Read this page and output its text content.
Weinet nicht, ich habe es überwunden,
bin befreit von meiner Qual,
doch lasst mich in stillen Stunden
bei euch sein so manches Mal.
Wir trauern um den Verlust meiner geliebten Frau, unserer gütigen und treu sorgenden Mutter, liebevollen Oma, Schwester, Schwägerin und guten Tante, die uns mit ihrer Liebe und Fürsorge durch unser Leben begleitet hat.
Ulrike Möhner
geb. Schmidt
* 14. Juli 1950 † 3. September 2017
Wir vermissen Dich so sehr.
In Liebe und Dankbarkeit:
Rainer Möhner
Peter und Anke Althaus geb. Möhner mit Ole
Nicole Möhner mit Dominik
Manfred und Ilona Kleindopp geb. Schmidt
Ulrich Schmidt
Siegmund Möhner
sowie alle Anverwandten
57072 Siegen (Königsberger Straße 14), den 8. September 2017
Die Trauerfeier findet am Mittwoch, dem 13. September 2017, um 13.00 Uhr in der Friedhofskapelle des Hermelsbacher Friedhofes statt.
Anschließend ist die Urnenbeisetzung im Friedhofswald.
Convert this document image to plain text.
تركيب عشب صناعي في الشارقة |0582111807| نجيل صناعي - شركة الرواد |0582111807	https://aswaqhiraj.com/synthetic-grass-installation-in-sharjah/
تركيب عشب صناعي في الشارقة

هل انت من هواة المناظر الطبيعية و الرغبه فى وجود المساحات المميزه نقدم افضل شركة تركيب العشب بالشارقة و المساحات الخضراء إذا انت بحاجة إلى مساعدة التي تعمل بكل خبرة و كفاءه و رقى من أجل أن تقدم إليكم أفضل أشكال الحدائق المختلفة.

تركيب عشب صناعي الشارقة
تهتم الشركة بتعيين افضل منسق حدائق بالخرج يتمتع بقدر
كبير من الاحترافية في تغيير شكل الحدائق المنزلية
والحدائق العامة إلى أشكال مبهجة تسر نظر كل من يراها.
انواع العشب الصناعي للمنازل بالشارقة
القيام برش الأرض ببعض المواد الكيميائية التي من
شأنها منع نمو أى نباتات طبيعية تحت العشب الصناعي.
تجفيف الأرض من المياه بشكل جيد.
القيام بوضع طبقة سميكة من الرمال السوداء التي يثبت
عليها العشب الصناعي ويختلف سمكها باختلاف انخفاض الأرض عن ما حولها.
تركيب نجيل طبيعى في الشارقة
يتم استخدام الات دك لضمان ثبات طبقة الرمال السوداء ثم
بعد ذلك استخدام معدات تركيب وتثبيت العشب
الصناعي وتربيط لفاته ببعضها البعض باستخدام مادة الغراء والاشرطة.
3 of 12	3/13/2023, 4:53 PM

# # # # #

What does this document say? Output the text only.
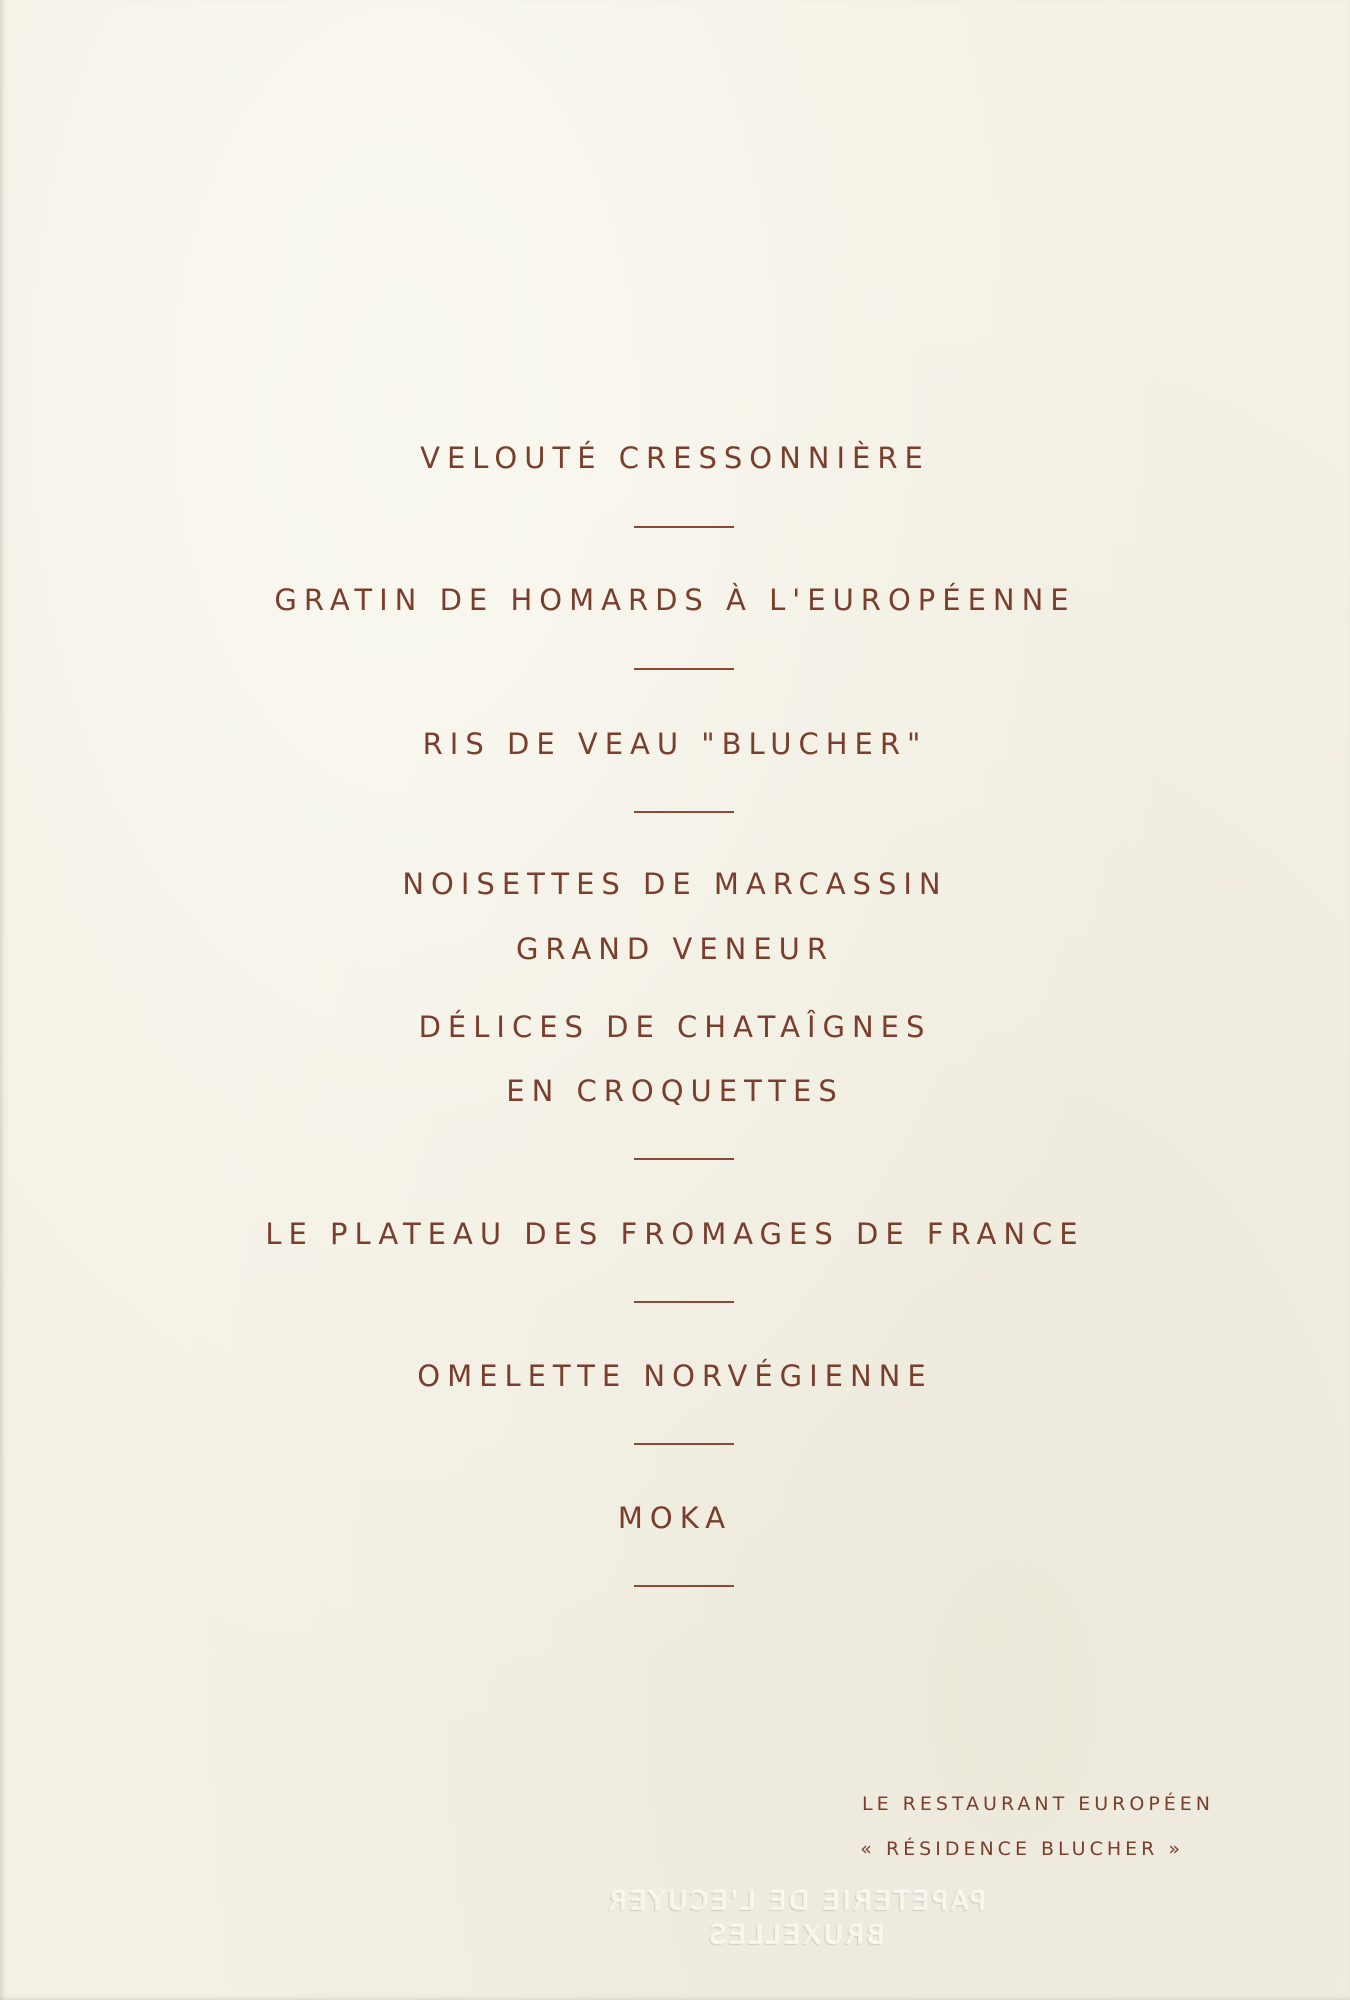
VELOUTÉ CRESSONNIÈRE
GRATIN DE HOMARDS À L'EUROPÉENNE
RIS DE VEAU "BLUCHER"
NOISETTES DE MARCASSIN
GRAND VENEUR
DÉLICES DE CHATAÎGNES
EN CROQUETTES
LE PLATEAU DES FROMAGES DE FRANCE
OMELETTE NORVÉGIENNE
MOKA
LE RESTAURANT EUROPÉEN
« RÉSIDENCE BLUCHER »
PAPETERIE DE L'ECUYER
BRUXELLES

# # # # #

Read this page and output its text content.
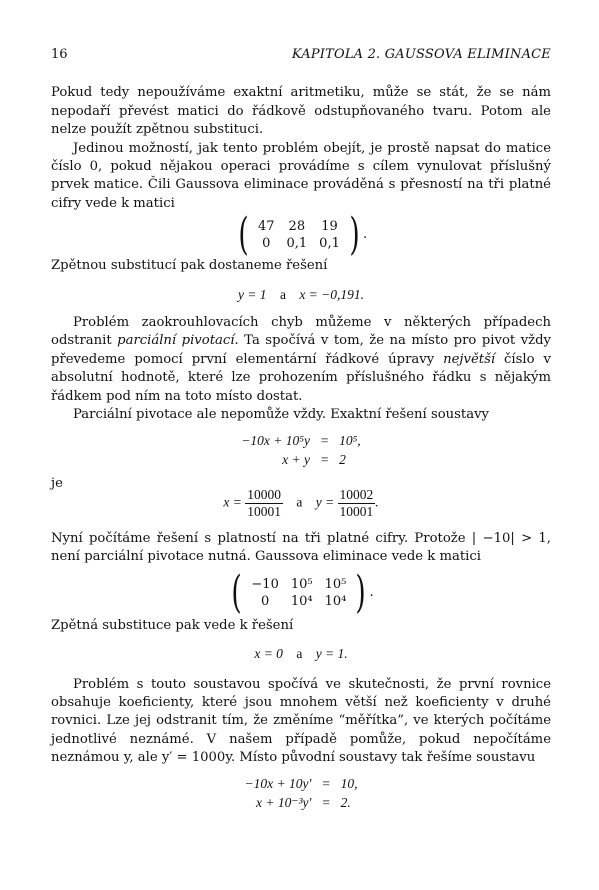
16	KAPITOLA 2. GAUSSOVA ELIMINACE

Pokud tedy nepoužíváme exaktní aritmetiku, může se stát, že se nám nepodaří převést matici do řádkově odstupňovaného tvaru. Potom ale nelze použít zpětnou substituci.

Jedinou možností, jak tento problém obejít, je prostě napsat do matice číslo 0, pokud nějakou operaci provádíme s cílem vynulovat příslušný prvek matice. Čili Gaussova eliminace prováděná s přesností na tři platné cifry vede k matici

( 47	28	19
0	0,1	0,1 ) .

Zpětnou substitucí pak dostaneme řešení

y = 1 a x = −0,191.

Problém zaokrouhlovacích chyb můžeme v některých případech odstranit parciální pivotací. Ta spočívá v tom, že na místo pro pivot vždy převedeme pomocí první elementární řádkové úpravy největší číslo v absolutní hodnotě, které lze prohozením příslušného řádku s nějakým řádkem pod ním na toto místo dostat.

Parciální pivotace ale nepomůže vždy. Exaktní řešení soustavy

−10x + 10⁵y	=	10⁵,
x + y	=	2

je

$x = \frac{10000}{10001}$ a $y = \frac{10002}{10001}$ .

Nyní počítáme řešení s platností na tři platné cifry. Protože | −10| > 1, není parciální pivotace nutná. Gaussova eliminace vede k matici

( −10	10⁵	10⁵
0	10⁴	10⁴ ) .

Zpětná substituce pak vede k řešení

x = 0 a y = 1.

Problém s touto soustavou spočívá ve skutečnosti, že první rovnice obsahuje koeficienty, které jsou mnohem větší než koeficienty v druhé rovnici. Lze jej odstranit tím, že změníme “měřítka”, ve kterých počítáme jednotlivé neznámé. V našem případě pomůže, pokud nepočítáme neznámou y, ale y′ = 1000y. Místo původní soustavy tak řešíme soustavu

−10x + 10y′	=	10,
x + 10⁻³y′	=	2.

# # # # #

- Brief: Find the lines containing "this" and list every one of them.

- Written reply:
Read this page and output its text content.
Convert this document image to plain text.
What does this document say? Output the text only.
Read this page and output its text content.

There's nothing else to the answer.